Aim of the task: Go through the entries one line at a time, and gather every line that has the word "phone".

Recorded data:
....

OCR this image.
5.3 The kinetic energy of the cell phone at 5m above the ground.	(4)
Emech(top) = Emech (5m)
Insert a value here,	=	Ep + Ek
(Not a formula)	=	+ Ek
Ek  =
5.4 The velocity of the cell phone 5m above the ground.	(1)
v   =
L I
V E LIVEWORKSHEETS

....

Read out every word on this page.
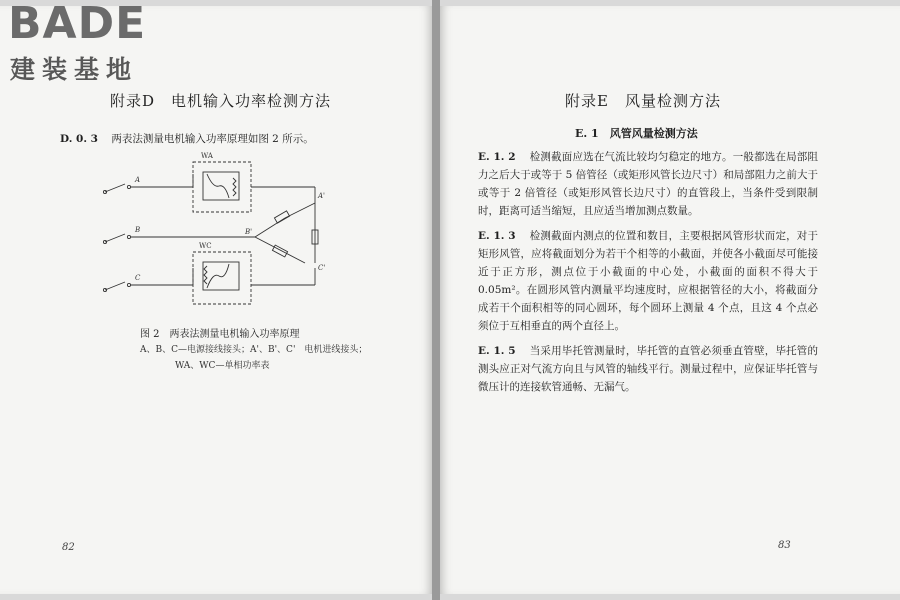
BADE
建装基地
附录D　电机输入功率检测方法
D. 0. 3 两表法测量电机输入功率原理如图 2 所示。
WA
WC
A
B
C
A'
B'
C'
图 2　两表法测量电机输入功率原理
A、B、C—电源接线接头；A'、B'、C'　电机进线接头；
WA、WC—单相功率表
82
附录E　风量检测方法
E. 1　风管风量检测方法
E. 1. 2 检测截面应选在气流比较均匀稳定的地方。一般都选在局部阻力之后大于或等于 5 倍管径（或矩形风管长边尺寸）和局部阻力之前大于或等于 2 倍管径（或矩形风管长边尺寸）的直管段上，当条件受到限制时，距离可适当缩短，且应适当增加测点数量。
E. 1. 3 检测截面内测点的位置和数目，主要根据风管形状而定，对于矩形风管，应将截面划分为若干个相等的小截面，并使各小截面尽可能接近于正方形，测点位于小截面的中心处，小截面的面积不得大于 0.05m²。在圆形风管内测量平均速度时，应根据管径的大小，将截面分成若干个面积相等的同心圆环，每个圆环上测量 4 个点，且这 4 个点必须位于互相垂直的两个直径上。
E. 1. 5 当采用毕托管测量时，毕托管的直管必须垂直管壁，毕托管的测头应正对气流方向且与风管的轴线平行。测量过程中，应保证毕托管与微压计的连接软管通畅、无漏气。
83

....

Solution to the exercise:
5.3 The kinetic energy of the cell phone at 5m above the ground.	(4)
5.4 The velocity of the cell phone 5m above the ground.	(1)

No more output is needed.